> **Task requirements**
Tally the lines containing the word "Hilma" and give the total alone.

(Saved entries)
=-=-=-=-=

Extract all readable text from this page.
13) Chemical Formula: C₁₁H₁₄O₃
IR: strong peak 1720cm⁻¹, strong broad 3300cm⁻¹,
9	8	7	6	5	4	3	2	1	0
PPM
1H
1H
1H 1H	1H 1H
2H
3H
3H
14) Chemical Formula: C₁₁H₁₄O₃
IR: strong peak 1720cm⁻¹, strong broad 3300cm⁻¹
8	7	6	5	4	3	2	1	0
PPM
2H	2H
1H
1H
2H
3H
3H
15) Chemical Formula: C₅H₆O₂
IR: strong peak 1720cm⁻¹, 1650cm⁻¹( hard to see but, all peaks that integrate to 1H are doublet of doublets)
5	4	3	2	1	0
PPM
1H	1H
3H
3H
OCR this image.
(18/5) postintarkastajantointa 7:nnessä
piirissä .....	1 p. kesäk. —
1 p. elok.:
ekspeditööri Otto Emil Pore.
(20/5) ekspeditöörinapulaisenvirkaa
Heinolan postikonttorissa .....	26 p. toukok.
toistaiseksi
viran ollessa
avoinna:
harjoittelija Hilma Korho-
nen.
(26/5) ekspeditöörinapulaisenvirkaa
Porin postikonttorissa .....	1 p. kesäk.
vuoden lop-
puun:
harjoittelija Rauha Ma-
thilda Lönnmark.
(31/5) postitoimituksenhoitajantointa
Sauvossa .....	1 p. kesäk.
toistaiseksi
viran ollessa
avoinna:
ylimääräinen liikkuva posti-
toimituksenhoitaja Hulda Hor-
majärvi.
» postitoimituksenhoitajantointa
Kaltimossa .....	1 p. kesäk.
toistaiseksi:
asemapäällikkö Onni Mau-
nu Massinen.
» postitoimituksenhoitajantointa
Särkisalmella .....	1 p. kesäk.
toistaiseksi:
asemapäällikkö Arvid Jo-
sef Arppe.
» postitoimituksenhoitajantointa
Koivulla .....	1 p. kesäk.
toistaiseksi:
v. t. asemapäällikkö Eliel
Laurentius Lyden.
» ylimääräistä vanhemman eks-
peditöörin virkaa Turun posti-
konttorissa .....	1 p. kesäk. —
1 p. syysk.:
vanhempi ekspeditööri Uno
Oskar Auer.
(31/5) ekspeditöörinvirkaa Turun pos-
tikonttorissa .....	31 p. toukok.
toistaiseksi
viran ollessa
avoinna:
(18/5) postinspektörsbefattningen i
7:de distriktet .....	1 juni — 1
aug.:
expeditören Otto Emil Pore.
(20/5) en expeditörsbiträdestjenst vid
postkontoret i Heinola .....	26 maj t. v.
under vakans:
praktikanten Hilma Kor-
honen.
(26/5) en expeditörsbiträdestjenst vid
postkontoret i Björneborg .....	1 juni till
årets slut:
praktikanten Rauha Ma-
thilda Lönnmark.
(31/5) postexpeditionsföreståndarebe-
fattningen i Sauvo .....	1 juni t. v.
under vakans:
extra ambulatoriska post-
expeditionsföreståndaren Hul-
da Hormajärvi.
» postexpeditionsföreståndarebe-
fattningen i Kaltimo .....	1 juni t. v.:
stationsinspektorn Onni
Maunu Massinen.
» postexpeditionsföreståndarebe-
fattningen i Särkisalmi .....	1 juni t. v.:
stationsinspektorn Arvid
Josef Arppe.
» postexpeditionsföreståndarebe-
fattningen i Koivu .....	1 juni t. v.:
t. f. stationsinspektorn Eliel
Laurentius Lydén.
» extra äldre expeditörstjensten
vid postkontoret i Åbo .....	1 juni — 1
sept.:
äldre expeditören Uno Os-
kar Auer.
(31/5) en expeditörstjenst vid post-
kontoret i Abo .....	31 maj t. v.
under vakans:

=-=-=-=-=

> **Task result**
2